[start]

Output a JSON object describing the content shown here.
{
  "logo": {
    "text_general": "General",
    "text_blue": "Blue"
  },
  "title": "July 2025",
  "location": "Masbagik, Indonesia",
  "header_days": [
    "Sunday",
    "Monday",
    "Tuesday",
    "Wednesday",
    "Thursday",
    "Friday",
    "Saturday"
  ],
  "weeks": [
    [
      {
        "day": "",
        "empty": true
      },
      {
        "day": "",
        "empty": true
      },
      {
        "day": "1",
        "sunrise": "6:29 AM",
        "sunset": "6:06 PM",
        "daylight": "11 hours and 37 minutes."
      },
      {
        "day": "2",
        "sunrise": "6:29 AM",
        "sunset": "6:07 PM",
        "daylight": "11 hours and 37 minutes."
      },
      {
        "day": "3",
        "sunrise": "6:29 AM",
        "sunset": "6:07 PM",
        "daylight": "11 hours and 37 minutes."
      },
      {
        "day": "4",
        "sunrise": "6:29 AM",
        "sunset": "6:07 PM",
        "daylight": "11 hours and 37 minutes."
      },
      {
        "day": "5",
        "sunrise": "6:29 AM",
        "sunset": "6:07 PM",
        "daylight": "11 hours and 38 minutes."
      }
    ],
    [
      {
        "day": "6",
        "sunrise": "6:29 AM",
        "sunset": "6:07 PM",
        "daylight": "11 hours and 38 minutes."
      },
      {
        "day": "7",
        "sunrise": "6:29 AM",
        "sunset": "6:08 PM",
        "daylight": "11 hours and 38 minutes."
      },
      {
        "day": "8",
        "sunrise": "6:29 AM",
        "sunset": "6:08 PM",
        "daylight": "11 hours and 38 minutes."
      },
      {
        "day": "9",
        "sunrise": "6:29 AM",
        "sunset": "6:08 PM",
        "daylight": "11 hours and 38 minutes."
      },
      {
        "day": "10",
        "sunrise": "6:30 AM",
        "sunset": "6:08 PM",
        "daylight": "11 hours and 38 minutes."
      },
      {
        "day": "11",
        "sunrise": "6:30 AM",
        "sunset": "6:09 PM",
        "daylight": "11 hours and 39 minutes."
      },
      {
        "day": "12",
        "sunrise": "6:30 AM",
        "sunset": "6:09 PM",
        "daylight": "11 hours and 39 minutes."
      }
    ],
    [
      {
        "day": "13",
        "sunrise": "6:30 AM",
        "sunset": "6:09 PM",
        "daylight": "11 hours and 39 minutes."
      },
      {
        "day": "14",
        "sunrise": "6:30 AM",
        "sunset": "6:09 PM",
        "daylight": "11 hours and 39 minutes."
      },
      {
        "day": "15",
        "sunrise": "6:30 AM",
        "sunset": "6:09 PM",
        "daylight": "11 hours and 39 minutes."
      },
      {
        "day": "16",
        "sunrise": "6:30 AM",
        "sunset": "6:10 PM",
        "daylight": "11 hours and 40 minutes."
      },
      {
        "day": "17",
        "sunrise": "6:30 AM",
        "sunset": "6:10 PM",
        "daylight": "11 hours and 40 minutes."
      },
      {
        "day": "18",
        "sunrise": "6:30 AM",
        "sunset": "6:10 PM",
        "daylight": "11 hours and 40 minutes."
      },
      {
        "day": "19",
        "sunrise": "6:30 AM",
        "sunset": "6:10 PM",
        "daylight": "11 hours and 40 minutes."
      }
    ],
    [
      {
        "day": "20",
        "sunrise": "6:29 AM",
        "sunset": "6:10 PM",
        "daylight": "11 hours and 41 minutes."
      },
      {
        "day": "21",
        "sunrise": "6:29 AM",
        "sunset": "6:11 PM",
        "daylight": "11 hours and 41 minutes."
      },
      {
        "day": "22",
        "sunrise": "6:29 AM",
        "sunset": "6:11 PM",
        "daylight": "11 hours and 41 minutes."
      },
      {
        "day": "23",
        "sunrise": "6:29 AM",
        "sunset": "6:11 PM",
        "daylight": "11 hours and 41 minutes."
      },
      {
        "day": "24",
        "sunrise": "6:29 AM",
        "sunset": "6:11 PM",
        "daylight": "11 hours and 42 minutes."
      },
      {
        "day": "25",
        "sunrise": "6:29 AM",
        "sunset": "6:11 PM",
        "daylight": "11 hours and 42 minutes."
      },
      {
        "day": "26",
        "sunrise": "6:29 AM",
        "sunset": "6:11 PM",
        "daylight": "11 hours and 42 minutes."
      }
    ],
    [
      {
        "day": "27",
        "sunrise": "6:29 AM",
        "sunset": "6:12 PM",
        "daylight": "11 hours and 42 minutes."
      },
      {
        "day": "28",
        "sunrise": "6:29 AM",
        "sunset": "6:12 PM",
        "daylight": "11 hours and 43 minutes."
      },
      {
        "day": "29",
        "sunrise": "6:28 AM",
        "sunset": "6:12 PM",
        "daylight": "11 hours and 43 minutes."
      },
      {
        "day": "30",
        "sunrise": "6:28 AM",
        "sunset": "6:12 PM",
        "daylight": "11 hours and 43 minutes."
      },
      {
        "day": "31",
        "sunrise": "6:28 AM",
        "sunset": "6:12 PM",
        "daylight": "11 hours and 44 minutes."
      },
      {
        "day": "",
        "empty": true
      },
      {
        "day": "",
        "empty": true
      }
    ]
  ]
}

[end]

_Challenge_
Write out all of the records above exactly as they appear.

_Expected answer_
Output a JSON object describing the content shown here.
{
  "logo": {
    "text_general": "General",
    "text_blue": "Blue"
  },
  "title": "July 2025",
  "location": "Masbagik, Indonesia",
  "header_days": [
    "Sunday",
    "Monday",
    "Tuesday",
    "Wednesday",
    "Thursday",
    "Friday",
    "Saturday"
  ],
  "weeks": [
    [
      {
        "day": "",
        "empty": true
      },
      {
        "day": "",
        "empty": true
      },
      {
        "day": "1",
        "sunrise": "6:29 AM",
        "sunset": "6:06 PM",
        "daylight": "11 hours and 37 minutes."
      },
      {
        "day": "2",
        "sunrise": "6:29 AM",
        "sunset": "6:07 PM",
        "daylight": "11 hours and 37 minutes."
      },
      {
        "day": "3",
        "sunrise": "6:29 AM",
        "sunset": "6:07 PM",
        "daylight": "11 hours and 37 minutes."
      },
      {
        "day": "4",
        "sunrise": "6:29 AM",
        "sunset": "6:07 PM",
        "daylight": "11 hours and 37 minutes."
      },
      {
        "day": "5",
        "sunrise": "6:29 AM",
        "sunset": "6:07 PM",
        "daylight": "11 hours and 38 minutes."
      }
    ],
    [
      {
        "day": "6",
        "sunrise": "6:29 AM",
        "sunset": "6:07 PM",
        "daylight": "11 hours and 38 minutes."
      },
      {
        "day": "7",
        "sunrise": "6:29 AM",
        "sunset": "6:08 PM",
        "daylight": "11 hours and 38 minutes."
      },
      {
        "day": "8",
        "sunrise": "6:29 AM",
        "sunset": "6:08 PM",
        "daylight": "11 hours and 38 minutes."
      },
      {
        "day": "9",
        "sunrise": "6:29 AM",
        "sunset": "6:08 PM",
        "daylight": "11 hours and 38 minutes."
      },
      {
        "day": "10",
        "sunrise": "6:30 AM",
        "sunset": "6:08 PM",
        "daylight": "11 hours and 38 minutes."
      },
      {
        "day": "11",
        "sunrise": "6:30 AM",
        "sunset": "6:09 PM",
        "daylight": "11 hours and 39 minutes."
      },
      {
        "day": "12",
        "sunrise": "6:30 AM",
        "sunset": "6:09 PM",
        "daylight": "11 hours and 39 minutes."
      }
    ],
    [
      {
        "day": "13",
        "sunrise": "6:30 AM",
        "sunset": "6:09 PM",
        "daylight": "11 hours and 39 minutes."
      },
      {
        "day": "14",
        "sunrise": "6:30 AM",
        "sunset": "6:09 PM",
        "daylight": "11 hours and 39 minutes."
      },
      {
        "day": "15",
        "sunrise": "6:30 AM",
        "sunset": "6:09 PM",
        "daylight": "11 hours and 39 minutes."
      },
      {
        "day": "16",
        "sunrise": "6:30 AM",
        "sunset": "6:10 PM",
        "daylight": "11 hours and 40 minutes."
      },
      {
        "day": "17",
        "sunrise": "6:30 AM",
        "sunset": "6:10 PM",
        "daylight": "11 hours and 40 minutes."
      },
      {
        "day": "18",
        "sunrise": "6:30 AM",
        "sunset": "6:10 PM",
        "daylight": "11 hours and 40 minutes."
      },
      {
        "day": "19",
        "sunrise": "6:30 AM",
        "sunset": "6:10 PM",
        "daylight": "11 hours and 40 minutes."
      }
    ],
    [
      {
        "day": "20",
        "sunrise": "6:29 AM",
        "sunset": "6:10 PM",
        "daylight": "11 hours and 41 minutes."
      },
      {
        "day": "21",
        "sunrise": "6:29 AM",
        "sunset": "6:11 PM",
        "daylight": "11 hours and 41 minutes."
      },
      {
        "day": "22",
        "sunrise": "6:29 AM",
        "sunset": "6:11 PM",
        "daylight": "11 hours and 41 minutes."
      },
      {
        "day": "23",
        "sunrise": "6:29 AM",
        "sunset": "6:11 PM",
        "daylight": "11 hours and 41 minutes."
      },
      {
        "day": "24",
        "sunrise": "6:29 AM",
        "sunset": "6:11 PM",
        "daylight": "11 hours and 42 minutes."
      },
      {
        "day": "25",
        "sunrise": "6:29 AM",
        "sunset": "6:11 PM",
        "daylight": "11 hours and 42 minutes."
      },
      {
        "day": "26",
        "sunrise": "6:29 AM",
        "sunset": "6:11 PM",
        "daylight": "11 hours and 42 minutes."
      }
    ],
    [
      {
        "day": "27",
        "sunrise": "6:29 AM",
        "sunset": "6:12 PM",
        "daylight": "11 hours and 42 minutes."
      },
      {
        "day": "28",
        "sunrise": "6:29 AM",
        "sunset": "6:12 PM",
        "daylight": "11 hours and 43 minutes."
      },
      {
        "day": "29",
        "sunrise": "6:28 AM",
        "sunset": "6:12 PM",
        "daylight": "11 hours and 43 minutes."
      },
      {
        "day": "30",
        "sunrise": "6:28 AM",
        "sunset": "6:12 PM",
        "daylight": "11 hours and 43 minutes."
      },
      {
        "day": "31",
        "sunrise": "6:28 AM",
        "sunset": "6:12 PM",
        "daylight": "11 hours and 44 minutes."
      },
      {
        "day": "",
        "empty": true
      },
      {
        "day": "",
        "empty": true
      }
    ]
  ]
}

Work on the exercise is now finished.